■ INFORMATION PROVIDED:
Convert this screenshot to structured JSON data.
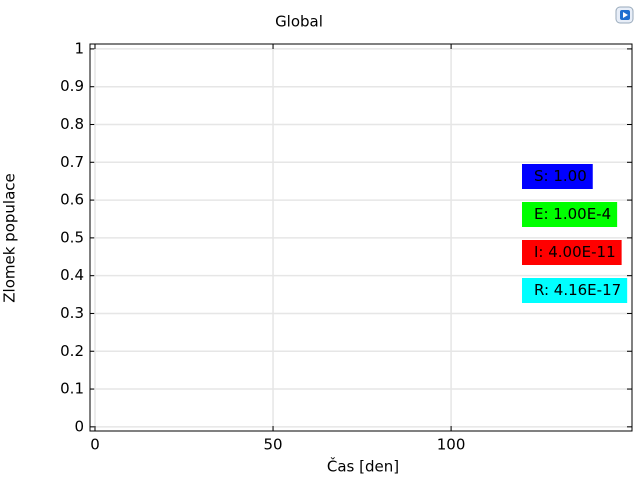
{
  "chart_data": {
    "type": "line",
    "title": "Global",
    "x_label": "Čas [den]",
    "y_label": "Zlomek populace",
    "xlim": [
      -1.4,
      150.8
    ],
    "xticks": [
      0,
      50,
      100
    ],
    "ylim": [
      -0.011,
      1.013
    ],
    "yticks": [
      0,
      0.1,
      0.2,
      0.3,
      0.4,
      0.5,
      0.6,
      0.7,
      0.8,
      0.9,
      1
    ],
    "grid": true,
    "annotations": [
      {
        "text": "S: 1.00",
        "color": "#0000ff"
      },
      {
        "text": "E: 1.00E-4",
        "color": "#00ff00"
      },
      {
        "text": "I: 4.00E-11",
        "color": "#ff0000"
      },
      {
        "text": "R: 4.16E-17",
        "color": "#00ffff"
      }
    ]
  }
}
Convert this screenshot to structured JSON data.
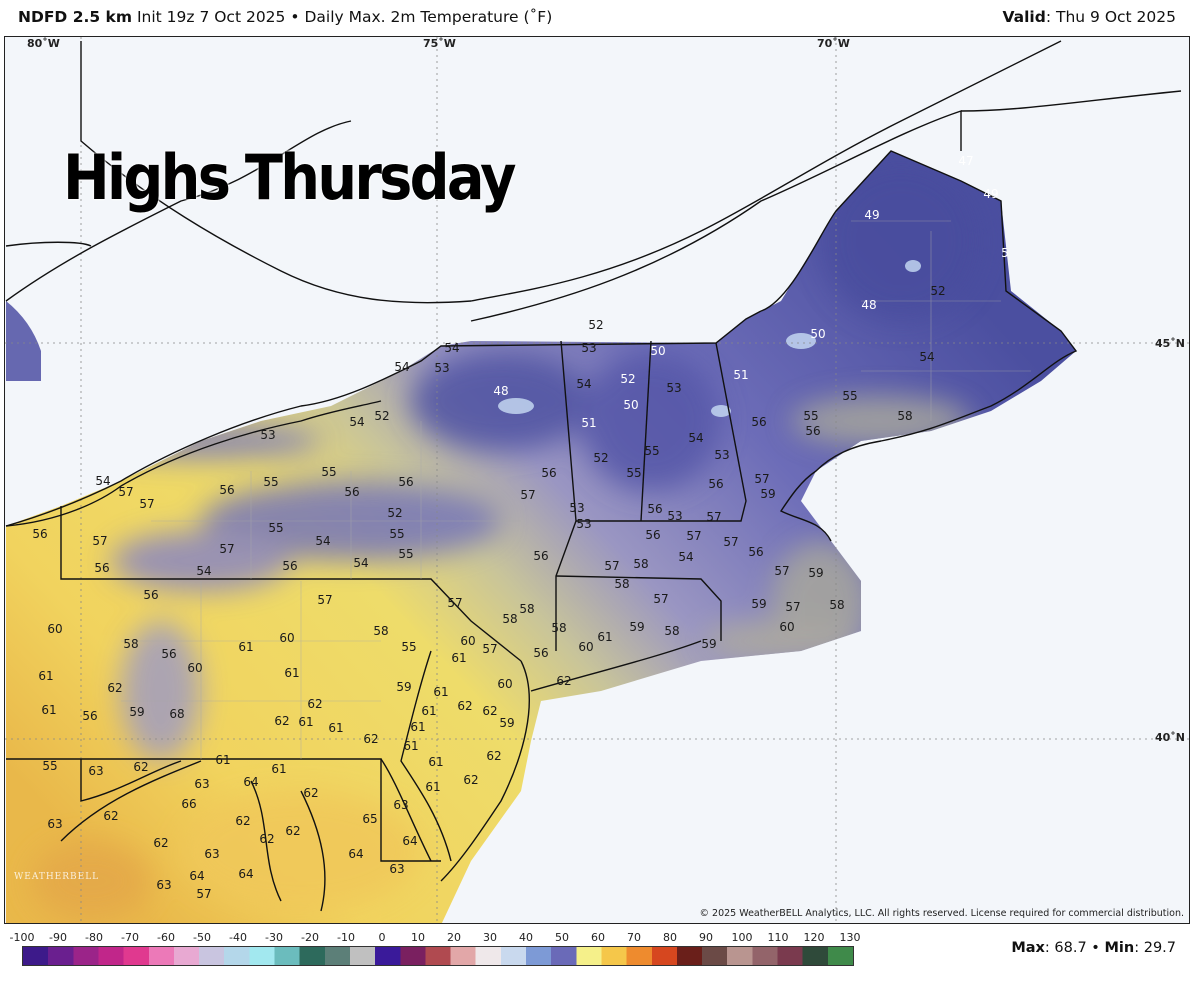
{
  "header": {
    "model": "NDFD 2.5 km",
    "init": "Init 19z 7 Oct 2025",
    "separator": "•",
    "product": "Daily Max. 2m Temperature (˚F)",
    "valid_label": "Valid",
    "valid_value": ": Thu 9 Oct 2025"
  },
  "headline": "Highs Thursday",
  "graticule": {
    "lon_labels": [
      "80˚W",
      "75˚W",
      "70˚W"
    ],
    "lat_labels": [
      "45˚N",
      "40˚N"
    ]
  },
  "temperature_labels": [
    "47",
    "49",
    "49",
    "5",
    "48",
    "52",
    "50",
    "54",
    "52",
    "53",
    "50",
    "54",
    "54",
    "53",
    "48",
    "54",
    "52",
    "53",
    "51",
    "50",
    "55",
    "55",
    "56",
    "58",
    "51",
    "56",
    "52",
    "54",
    "53",
    "54",
    "55",
    "52",
    "53",
    "55",
    "56",
    "55",
    "56",
    "55",
    "56",
    "56",
    "57",
    "56",
    "57",
    "59",
    "54",
    "57",
    "57",
    "52",
    "53",
    "56",
    "53",
    "57",
    "53",
    "56",
    "55",
    "55",
    "54",
    "56",
    "57",
    "57",
    "57",
    "57",
    "55",
    "56",
    "54",
    "56",
    "56",
    "54",
    "56",
    "54",
    "57",
    "58",
    "57",
    "59",
    "56",
    "57",
    "57",
    "58",
    "57",
    "59",
    "57",
    "58",
    "58",
    "58",
    "60",
    "58",
    "59",
    "58",
    "58",
    "61",
    "60",
    "60",
    "57",
    "58",
    "61",
    "60",
    "55",
    "56",
    "61",
    "59",
    "60",
    "56",
    "60",
    "61",
    "61",
    "62",
    "60",
    "62",
    "59",
    "61",
    "62",
    "62",
    "62",
    "61",
    "61",
    "56",
    "59",
    "68",
    "62",
    "61",
    "61",
    "61",
    "59",
    "62",
    "61",
    "62",
    "55",
    "63",
    "62",
    "61",
    "61",
    "61",
    "62",
    "63",
    "64",
    "62",
    "61",
    "66",
    "62",
    "63",
    "62",
    "65",
    "63",
    "62",
    "62",
    "62",
    "64",
    "63",
    "64",
    "63",
    "64",
    "64",
    "63",
    "57"
  ],
  "colors": {
    "cold_high": "#4b4fa0",
    "mid": "#8a88c4",
    "neutral": "#b0ad9c",
    "warm": "#eedc6a",
    "hot": "#e9b84a",
    "ocean": "#f3f6fa"
  },
  "copyright": "© 2025 WeatherBELL Analytics, LLC. All rights reserved. License required for commercial distribution.",
  "watermark": "WEATHERBELL",
  "colorbar": {
    "ticks": [
      "-100",
      "-90",
      "-80",
      "-70",
      "-60",
      "-50",
      "-40",
      "-30",
      "-20",
      "-10",
      "0",
      "10",
      "20",
      "30",
      "40",
      "50",
      "60",
      "70",
      "80",
      "90",
      "100",
      "110",
      "120",
      "130"
    ],
    "colors": [
      "#3d1a8a",
      "#6a1f8f",
      "#9b2489",
      "#c1268a",
      "#e0398f",
      "#ec79b8",
      "#e8a9d2",
      "#c9c5e0",
      "#b4d7ea",
      "#a2e8ef",
      "#6bbcbd",
      "#2d6a5c",
      "#5c7f78",
      "#c0c0c0",
      "#3a1a9a",
      "#7a2060",
      "#b04a50",
      "#e2a7a8",
      "#efe8ea",
      "#c9d9ee",
      "#7d9ad6",
      "#6a6ab8",
      "#f5f08a",
      "#f5c74a",
      "#ee8b2e",
      "#d6471f",
      "#6a1f1a",
      "#6b4a46",
      "#b99590",
      "#93646a",
      "#7a3a4e",
      "#2f4a3a",
      "#3f8a4a"
    ]
  },
  "stats": {
    "max_label": "Max",
    "max_value": ": 68.7",
    "sep": " • ",
    "min_label": "Min",
    "min_value": ": 29.7"
  }
}
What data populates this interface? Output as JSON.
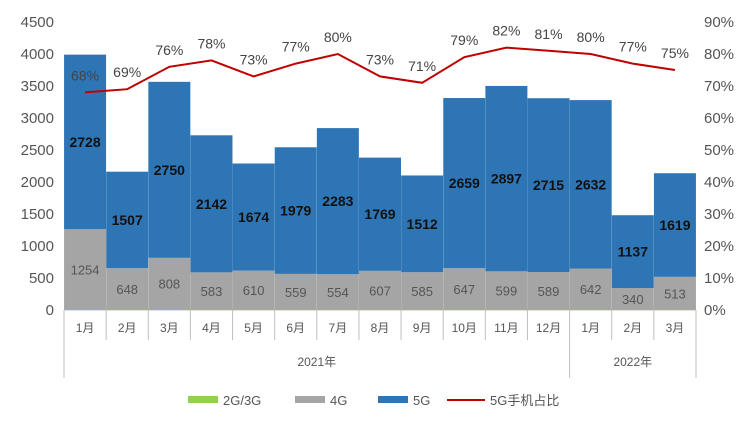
{
  "chart_data": {
    "type": "bar",
    "stacked": true,
    "categories": [
      "1月",
      "2月",
      "3月",
      "4月",
      "5月",
      "6月",
      "7月",
      "8月",
      "9月",
      "10月",
      "11月",
      "12月",
      "1月",
      "2月",
      "3月"
    ],
    "year_groups": [
      {
        "label": "2021年",
        "start": 0,
        "end": 11
      },
      {
        "label": "2022年",
        "start": 12,
        "end": 14
      }
    ],
    "series": [
      {
        "name": "2G/3G",
        "color": "#92d050",
        "values": [
          8,
          6,
          7,
          5,
          5,
          5,
          5,
          5,
          5,
          6,
          5,
          5,
          6,
          4,
          5
        ],
        "show_labels": false
      },
      {
        "name": "4G",
        "color": "#a5a5a5",
        "values": [
          1254,
          648,
          808,
          583,
          610,
          559,
          554,
          607,
          585,
          647,
          599,
          589,
          642,
          340,
          513
        ],
        "show_labels": true
      },
      {
        "name": "5G",
        "color": "#2e75b6",
        "values": [
          2728,
          1507,
          2750,
          2142,
          1674,
          1979,
          2283,
          1769,
          1512,
          2659,
          2897,
          2715,
          2632,
          1137,
          1619
        ],
        "show_labels": true
      }
    ],
    "line_series": {
      "name": "5G手机占比",
      "color": "#c00000",
      "values": [
        68,
        69,
        76,
        78,
        73,
        77,
        80,
        73,
        71,
        79,
        82,
        81,
        80,
        77,
        75
      ],
      "labels": [
        "68%",
        "69%",
        "76%",
        "78%",
        "73%",
        "77%",
        "80%",
        "73%",
        "71%",
        "79%",
        "82%",
        "81%",
        "80%",
        "77%",
        "75%"
      ]
    },
    "ylim_left": [
      0,
      4500
    ],
    "ylim_right": [
      0,
      90
    ],
    "yticks_left": [
      "0",
      "500",
      "1000",
      "1500",
      "2000",
      "2500",
      "3000",
      "3500",
      "4000",
      "4500"
    ],
    "yticks_right": [
      "0%",
      "10%",
      "20%",
      "30%",
      "40%",
      "50%",
      "60%",
      "70%",
      "80%",
      "90%"
    ],
    "legend": {
      "placement": "bottom",
      "items": [
        {
          "label": "2G/3G",
          "kind": "bar",
          "color": "#92d050"
        },
        {
          "label": "4G",
          "kind": "bar",
          "color": "#a5a5a5"
        },
        {
          "label": "5G",
          "kind": "bar",
          "color": "#2e75b6"
        },
        {
          "label": "5G手机占比",
          "kind": "line",
          "color": "#c00000"
        }
      ]
    },
    "grid": false
  }
}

■ WRITTEN TASK:
Leaving out the pictures, repeat the data above exactly.

■ WRITTEN SOLUTION:
Convert this screenshot to structured JSON data.
{
  "chart_data": {
    "type": "line",
    "title": "Global",
    "x_label": "Čas [den]",
    "y_label": "Zlomek populace",
    "xlim": [
      -1.4,
      150.8
    ],
    "xticks": [
      0,
      50,
      100
    ],
    "ylim": [
      -0.011,
      1.013
    ],
    "yticks": [
      0,
      0.1,
      0.2,
      0.3,
      0.4,
      0.5,
      0.6,
      0.7,
      0.8,
      0.9,
      1
    ],
    "grid": true,
    "annotations": [
      {
        "text": "S: 1.00",
        "color": "#0000ff"
      },
      {
        "text": "E: 1.00E-4",
        "color": "#00ff00"
      },
      {
        "text": "I: 4.00E-11",
        "color": "#ff0000"
      },
      {
        "text": "R: 4.16E-17",
        "color": "#00ffff"
      }
    ]
  }
}
Convert this screenshot to structured JSON data.
{
  "header": {
    "model": "NDFD 2.5 km",
    "init": "Init 19z 7 Oct 2025",
    "separator": "•",
    "product": "Daily Max. 2m Temperature (˚F)",
    "valid_label": "Valid",
    "valid_value": ": Thu 9 Oct 2025"
  },
  "headline": "Highs Thursday",
  "graticule": {
    "lon_labels": [
      "80˚W",
      "75˚W",
      "70˚W"
    ],
    "lat_labels": [
      "45˚N",
      "40˚N"
    ]
  },
  "temperature_labels": [
    "47",
    "49",
    "49",
    "5",
    "48",
    "52",
    "50",
    "54",
    "52",
    "53",
    "50",
    "54",
    "54",
    "53",
    "48",
    "54",
    "52",
    "53",
    "51",
    "50",
    "55",
    "55",
    "56",
    "58",
    "51",
    "56",
    "52",
    "54",
    "53",
    "54",
    "55",
    "52",
    "53",
    "55",
    "56",
    "55",
    "56",
    "55",
    "56",
    "56",
    "57",
    "56",
    "57",
    "59",
    "54",
    "57",
    "57",
    "52",
    "53",
    "56",
    "53",
    "57",
    "53",
    "56",
    "55",
    "55",
    "54",
    "56",
    "57",
    "57",
    "57",
    "57",
    "55",
    "56",
    "54",
    "56",
    "56",
    "54",
    "56",
    "54",
    "57",
    "58",
    "57",
    "59",
    "56",
    "57",
    "57",
    "58",
    "57",
    "59",
    "57",
    "58",
    "58",
    "58",
    "60",
    "58",
    "59",
    "58",
    "58",
    "61",
    "60",
    "60",
    "57",
    "58",
    "61",
    "60",
    "55",
    "56",
    "61",
    "59",
    "60",
    "56",
    "60",
    "61",
    "61",
    "62",
    "60",
    "62",
    "59",
    "61",
    "62",
    "62",
    "62",
    "61",
    "61",
    "56",
    "59",
    "68",
    "62",
    "61",
    "61",
    "61",
    "59",
    "62",
    "61",
    "62",
    "55",
    "63",
    "62",
    "61",
    "61",
    "61",
    "62",
    "63",
    "64",
    "62",
    "61",
    "66",
    "62",
    "63",
    "62",
    "65",
    "63",
    "62",
    "62",
    "62",
    "64",
    "63",
    "64",
    "63",
    "64",
    "64",
    "63",
    "57"
  ],
  "colors": {
    "cold_high": "#4b4fa0",
    "mid": "#8a88c4",
    "neutral": "#b0ad9c",
    "warm": "#eedc6a",
    "hot": "#e9b84a",
    "ocean": "#f3f6fa"
  },
  "copyright": "© 2025 WeatherBELL Analytics, LLC. All rights reserved. License required for commercial distribution.",
  "watermark": "WEATHERBELL",
  "colorbar": {
    "ticks": [
      "-100",
      "-90",
      "-80",
      "-70",
      "-60",
      "-50",
      "-40",
      "-30",
      "-20",
      "-10",
      "0",
      "10",
      "20",
      "30",
      "40",
      "50",
      "60",
      "70",
      "80",
      "90",
      "100",
      "110",
      "120",
      "130"
    ],
    "colors": [
      "#3d1a8a",
      "#6a1f8f",
      "#9b2489",
      "#c1268a",
      "#e0398f",
      "#ec79b8",
      "#e8a9d2",
      "#c9c5e0",
      "#b4d7ea",
      "#a2e8ef",
      "#6bbcbd",
      "#2d6a5c",
      "#5c7f78",
      "#c0c0c0",
      "#3a1a9a",
      "#7a2060",
      "#b04a50",
      "#e2a7a8",
      "#efe8ea",
      "#c9d9ee",
      "#7d9ad6",
      "#6a6ab8",
      "#f5f08a",
      "#f5c74a",
      "#ee8b2e",
      "#d6471f",
      "#6a1f1a",
      "#6b4a46",
      "#b99590",
      "#93646a",
      "#7a3a4e",
      "#2f4a3a",
      "#3f8a4a"
    ]
  },
  "stats": {
    "max_label": "Max",
    "max_value": ": 68.7",
    "sep": " • ",
    "min_label": "Min",
    "min_value": ": 29.7"
  }
}
What data populates this interface? Output as JSON.
{
  "chart_data": {
    "type": "bar",
    "stacked": true,
    "categories": [
      "1月",
      "2月",
      "3月",
      "4月",
      "5月",
      "6月",
      "7月",
      "8月",
      "9月",
      "10月",
      "11月",
      "12月",
      "1月",
      "2月",
      "3月"
    ],
    "year_groups": [
      {
        "label": "2021年",
        "start": 0,
        "end": 11
      },
      {
        "label": "2022年",
        "start": 12,
        "end": 14
      }
    ],
    "series": [
      {
        "name": "2G/3G",
        "color": "#92d050",
        "values": [
          8,
          6,
          7,
          5,
          5,
          5,
          5,
          5,
          5,
          6,
          5,
          5,
          6,
          4,
          5
        ],
        "show_labels": false
      },
      {
        "name": "4G",
        "color": "#a5a5a5",
        "values": [
          1254,
          648,
          808,
          583,
          610,
          559,
          554,
          607,
          585,
          647,
          599,
          589,
          642,
          340,
          513
        ],
        "show_labels": true
      },
      {
        "name": "5G",
        "color": "#2e75b6",
        "values": [
          2728,
          1507,
          2750,
          2142,
          1674,
          1979,
          2283,
          1769,
          1512,
          2659,
          2897,
          2715,
          2632,
          1137,
          1619
        ],
        "show_labels": true
      }
    ],
    "line_series": {
      "name": "5G手机占比",
      "color": "#c00000",
      "values": [
        68,
        69,
        76,
        78,
        73,
        77,
        80,
        73,
        71,
        79,
        82,
        81,
        80,
        77,
        75
      ],
      "labels": [
        "68%",
        "69%",
        "76%",
        "78%",
        "73%",
        "77%",
        "80%",
        "73%",
        "71%",
        "79%",
        "82%",
        "81%",
        "80%",
        "77%",
        "75%"
      ]
    },
    "ylim_left": [
      0,
      4500
    ],
    "ylim_right": [
      0,
      90
    ],
    "yticks_left": [
      "0",
      "500",
      "1000",
      "1500",
      "2000",
      "2500",
      "3000",
      "3500",
      "4000",
      "4500"
    ],
    "yticks_right": [
      "0%",
      "10%",
      "20%",
      "30%",
      "40%",
      "50%",
      "60%",
      "70%",
      "80%",
      "90%"
    ],
    "legend": {
      "placement": "bottom",
      "items": [
        {
          "label": "2G/3G",
          "kind": "bar",
          "color": "#92d050"
        },
        {
          "label": "4G",
          "kind": "bar",
          "color": "#a5a5a5"
        },
        {
          "label": "5G",
          "kind": "bar",
          "color": "#2e75b6"
        },
        {
          "label": "5G手机占比",
          "kind": "line",
          "color": "#c00000"
        }
      ]
    },
    "grid": false
  }
}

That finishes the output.